[WHAT NEEDS TO BE DONE]:
Pull out all lines from the listing below in which the word "мотивацию" appears.
--- --- ---
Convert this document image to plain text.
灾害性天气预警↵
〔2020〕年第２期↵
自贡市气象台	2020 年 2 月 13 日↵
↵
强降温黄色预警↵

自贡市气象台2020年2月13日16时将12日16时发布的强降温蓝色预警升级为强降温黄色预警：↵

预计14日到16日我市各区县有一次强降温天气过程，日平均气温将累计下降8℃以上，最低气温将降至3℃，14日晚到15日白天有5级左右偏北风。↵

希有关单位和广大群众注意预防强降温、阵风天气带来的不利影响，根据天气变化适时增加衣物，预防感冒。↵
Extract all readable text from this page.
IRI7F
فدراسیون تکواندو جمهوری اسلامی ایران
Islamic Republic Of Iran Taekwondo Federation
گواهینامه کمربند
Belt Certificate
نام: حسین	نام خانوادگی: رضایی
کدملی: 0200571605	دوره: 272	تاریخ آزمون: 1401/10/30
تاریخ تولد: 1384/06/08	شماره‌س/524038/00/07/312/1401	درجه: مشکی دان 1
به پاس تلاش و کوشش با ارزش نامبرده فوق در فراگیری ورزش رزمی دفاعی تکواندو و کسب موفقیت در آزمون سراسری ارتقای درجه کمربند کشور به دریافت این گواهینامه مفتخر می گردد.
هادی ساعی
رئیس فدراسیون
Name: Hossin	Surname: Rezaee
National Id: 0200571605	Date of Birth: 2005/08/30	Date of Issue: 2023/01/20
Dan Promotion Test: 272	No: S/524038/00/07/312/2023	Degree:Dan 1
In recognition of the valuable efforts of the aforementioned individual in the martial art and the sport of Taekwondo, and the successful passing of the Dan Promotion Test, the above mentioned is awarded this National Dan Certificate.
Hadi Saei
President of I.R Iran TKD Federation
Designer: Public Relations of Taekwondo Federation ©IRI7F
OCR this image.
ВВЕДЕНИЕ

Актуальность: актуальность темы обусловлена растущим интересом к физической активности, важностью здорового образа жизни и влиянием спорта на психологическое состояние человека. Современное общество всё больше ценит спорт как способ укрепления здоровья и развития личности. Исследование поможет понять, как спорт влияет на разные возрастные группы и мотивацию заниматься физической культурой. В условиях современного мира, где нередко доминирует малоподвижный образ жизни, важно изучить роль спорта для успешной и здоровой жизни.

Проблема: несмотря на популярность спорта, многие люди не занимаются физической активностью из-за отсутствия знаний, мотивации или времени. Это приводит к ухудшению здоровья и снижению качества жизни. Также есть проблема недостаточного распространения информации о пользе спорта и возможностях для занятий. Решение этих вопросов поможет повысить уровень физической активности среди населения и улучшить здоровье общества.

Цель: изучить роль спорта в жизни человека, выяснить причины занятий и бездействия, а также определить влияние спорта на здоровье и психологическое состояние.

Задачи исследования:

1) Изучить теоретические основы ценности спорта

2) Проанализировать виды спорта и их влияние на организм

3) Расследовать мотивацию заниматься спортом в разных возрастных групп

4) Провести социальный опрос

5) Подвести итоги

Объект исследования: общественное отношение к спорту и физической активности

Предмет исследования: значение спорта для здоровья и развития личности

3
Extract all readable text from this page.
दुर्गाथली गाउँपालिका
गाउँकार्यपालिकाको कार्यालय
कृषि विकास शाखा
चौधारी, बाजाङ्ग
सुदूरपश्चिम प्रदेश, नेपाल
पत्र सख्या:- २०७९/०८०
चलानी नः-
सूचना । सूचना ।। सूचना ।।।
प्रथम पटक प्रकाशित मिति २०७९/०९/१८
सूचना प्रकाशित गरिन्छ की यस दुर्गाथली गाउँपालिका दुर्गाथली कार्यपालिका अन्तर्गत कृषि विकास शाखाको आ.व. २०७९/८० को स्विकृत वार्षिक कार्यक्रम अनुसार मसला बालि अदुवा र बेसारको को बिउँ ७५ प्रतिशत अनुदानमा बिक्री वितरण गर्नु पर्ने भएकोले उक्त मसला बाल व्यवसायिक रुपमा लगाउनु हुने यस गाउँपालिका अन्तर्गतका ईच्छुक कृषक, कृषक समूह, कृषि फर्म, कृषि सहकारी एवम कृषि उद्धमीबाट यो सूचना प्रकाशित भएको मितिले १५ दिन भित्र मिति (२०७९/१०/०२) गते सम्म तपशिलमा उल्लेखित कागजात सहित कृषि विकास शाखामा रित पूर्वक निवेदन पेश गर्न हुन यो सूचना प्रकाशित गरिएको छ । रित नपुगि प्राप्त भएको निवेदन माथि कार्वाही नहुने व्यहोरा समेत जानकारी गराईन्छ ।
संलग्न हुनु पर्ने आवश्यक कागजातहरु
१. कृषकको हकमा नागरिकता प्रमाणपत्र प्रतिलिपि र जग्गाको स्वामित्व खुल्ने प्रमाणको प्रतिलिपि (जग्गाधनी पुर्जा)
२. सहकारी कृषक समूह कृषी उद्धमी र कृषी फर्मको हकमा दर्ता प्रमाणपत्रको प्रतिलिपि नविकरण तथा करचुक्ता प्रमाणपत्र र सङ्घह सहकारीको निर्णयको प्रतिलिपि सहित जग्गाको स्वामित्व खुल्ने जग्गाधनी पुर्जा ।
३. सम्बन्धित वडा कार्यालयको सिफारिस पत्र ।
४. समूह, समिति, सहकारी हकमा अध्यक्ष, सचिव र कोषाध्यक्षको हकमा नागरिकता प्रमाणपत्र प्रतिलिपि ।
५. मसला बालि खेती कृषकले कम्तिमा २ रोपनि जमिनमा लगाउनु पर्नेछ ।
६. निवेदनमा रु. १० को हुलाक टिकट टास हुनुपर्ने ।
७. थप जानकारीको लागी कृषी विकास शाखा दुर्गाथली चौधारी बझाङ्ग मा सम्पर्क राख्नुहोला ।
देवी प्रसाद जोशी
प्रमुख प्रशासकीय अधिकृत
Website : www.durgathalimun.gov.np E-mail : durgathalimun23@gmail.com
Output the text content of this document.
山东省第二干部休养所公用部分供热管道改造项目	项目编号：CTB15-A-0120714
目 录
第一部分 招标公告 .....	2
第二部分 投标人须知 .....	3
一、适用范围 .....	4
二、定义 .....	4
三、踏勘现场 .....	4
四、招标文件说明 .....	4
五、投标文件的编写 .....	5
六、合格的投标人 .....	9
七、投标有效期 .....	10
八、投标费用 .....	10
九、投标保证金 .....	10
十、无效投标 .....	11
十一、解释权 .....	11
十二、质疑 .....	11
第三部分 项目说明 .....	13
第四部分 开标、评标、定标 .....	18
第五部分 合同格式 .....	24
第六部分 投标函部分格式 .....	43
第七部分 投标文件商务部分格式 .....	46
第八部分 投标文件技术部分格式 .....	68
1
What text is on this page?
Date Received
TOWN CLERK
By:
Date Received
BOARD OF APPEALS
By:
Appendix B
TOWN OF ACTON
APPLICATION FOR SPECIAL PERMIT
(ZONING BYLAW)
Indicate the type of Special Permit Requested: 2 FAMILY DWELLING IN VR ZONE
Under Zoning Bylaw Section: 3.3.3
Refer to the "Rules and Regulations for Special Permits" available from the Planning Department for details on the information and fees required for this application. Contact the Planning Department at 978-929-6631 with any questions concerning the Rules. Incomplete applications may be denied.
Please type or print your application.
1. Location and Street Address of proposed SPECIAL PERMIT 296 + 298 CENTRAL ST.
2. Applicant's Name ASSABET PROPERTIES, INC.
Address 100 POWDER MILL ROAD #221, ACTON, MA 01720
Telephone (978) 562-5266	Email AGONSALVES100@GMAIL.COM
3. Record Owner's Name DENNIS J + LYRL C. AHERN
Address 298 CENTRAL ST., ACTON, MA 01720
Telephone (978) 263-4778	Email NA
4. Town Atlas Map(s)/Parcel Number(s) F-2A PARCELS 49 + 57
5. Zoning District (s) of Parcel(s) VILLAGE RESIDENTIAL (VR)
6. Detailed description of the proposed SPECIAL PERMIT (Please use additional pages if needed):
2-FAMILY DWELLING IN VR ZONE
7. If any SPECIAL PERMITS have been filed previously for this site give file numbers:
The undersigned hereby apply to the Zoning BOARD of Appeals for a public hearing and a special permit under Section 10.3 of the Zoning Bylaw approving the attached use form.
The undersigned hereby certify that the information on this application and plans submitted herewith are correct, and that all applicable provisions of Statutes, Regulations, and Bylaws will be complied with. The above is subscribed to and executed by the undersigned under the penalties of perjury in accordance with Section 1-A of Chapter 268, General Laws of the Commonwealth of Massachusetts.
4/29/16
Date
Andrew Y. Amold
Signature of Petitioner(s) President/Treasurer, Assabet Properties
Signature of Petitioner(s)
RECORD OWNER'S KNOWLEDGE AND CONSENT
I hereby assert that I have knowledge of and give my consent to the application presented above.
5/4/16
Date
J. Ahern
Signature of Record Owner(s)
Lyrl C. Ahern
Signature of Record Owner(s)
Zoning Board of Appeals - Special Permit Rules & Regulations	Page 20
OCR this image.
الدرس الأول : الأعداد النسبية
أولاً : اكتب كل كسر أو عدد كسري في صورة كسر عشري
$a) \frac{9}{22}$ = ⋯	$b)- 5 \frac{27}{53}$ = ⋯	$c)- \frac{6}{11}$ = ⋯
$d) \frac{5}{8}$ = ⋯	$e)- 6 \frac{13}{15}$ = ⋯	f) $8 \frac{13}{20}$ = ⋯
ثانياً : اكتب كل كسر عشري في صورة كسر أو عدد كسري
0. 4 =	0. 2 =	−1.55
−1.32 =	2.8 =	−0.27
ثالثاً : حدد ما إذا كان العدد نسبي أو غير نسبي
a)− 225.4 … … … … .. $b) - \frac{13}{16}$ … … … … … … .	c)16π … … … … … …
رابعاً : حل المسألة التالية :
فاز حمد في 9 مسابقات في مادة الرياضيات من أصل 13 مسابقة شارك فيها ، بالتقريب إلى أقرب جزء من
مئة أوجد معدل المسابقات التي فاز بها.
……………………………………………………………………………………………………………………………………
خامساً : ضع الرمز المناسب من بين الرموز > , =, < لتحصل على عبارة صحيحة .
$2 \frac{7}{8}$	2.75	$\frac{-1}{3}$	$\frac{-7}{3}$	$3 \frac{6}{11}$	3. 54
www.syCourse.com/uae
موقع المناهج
--- --- ---
[THE RESULT]:
Актуальность: актуальность темы обусловлена растущим интересом к физической активности, важностью здорового образа жизни и влиянием спорта на психологическое состояние человека. Современное общество всё больше ценит спорт как способ укрепления здоровья и развития личности. Исследование поможет понять, как спорт влияет на разные возрастные группы и мотивацию заниматься физической культурой. В условиях современного мира, где нередко доминирует малоподвижный образ жизни, важно изучить роль спорта для успешной и здоровой жизни.
3) Расследовать мотивацию заниматься спортом в разных возрастных групп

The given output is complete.